Determine the number of lines containing the word "signal", and state that figure alone.

[Dataset records]
"""
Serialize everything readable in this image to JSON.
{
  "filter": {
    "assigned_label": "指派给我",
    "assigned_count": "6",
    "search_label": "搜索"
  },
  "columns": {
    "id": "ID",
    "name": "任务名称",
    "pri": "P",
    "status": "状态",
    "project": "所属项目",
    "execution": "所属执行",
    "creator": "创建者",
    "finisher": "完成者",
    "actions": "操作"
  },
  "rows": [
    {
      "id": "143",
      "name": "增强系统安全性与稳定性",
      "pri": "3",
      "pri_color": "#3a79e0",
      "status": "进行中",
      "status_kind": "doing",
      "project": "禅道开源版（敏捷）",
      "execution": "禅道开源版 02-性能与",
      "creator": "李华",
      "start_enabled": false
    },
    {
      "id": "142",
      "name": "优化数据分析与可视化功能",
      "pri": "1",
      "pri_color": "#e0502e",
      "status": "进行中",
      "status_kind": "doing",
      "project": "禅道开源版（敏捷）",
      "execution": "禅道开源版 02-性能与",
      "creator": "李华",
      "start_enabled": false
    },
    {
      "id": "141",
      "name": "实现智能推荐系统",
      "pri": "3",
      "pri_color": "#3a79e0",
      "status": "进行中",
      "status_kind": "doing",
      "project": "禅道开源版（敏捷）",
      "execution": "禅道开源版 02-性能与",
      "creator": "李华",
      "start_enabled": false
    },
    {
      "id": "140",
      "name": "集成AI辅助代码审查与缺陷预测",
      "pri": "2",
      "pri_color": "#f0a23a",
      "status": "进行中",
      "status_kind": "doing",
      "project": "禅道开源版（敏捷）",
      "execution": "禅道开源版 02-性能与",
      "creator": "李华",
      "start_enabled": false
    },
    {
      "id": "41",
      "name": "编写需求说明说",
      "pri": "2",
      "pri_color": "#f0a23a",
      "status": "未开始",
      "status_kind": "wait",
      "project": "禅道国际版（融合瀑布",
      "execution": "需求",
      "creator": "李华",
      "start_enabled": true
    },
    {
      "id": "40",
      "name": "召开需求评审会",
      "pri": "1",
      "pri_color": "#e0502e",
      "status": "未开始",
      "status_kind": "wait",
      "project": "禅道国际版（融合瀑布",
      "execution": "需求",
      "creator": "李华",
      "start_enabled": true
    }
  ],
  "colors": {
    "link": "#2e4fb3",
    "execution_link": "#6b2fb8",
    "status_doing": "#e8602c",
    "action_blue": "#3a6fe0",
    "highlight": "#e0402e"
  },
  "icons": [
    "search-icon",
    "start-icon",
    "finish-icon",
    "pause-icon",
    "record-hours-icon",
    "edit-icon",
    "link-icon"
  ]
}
"""
"""
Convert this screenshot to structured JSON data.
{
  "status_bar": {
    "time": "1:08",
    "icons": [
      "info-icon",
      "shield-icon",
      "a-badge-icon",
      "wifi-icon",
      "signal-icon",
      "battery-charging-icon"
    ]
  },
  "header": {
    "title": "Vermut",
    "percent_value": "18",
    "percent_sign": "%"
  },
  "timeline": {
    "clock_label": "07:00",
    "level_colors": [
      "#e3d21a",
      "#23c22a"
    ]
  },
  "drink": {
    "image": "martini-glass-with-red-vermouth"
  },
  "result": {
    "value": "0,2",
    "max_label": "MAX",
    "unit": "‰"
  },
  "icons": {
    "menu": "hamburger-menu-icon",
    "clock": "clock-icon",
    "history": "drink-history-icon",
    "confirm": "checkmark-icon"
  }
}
"""
"""
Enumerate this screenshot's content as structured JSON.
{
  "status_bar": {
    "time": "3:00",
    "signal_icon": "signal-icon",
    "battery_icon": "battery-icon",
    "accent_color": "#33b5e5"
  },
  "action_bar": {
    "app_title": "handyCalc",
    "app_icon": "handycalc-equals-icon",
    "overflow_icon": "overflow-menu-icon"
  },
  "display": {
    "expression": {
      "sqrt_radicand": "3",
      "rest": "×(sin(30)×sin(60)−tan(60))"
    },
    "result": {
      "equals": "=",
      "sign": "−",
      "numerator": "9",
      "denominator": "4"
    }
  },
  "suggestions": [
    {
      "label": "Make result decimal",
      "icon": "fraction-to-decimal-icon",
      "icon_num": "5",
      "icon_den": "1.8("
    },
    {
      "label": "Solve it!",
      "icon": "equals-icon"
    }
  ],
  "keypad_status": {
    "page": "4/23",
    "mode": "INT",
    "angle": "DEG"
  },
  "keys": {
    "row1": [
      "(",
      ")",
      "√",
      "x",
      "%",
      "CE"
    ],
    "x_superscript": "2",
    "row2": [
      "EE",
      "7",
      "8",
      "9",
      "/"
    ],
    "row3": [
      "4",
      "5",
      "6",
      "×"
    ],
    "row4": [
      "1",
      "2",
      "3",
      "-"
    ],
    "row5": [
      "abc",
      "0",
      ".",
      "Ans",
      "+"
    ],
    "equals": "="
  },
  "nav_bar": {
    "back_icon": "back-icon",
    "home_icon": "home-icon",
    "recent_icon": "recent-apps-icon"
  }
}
"""
- [Output of the exercise]
2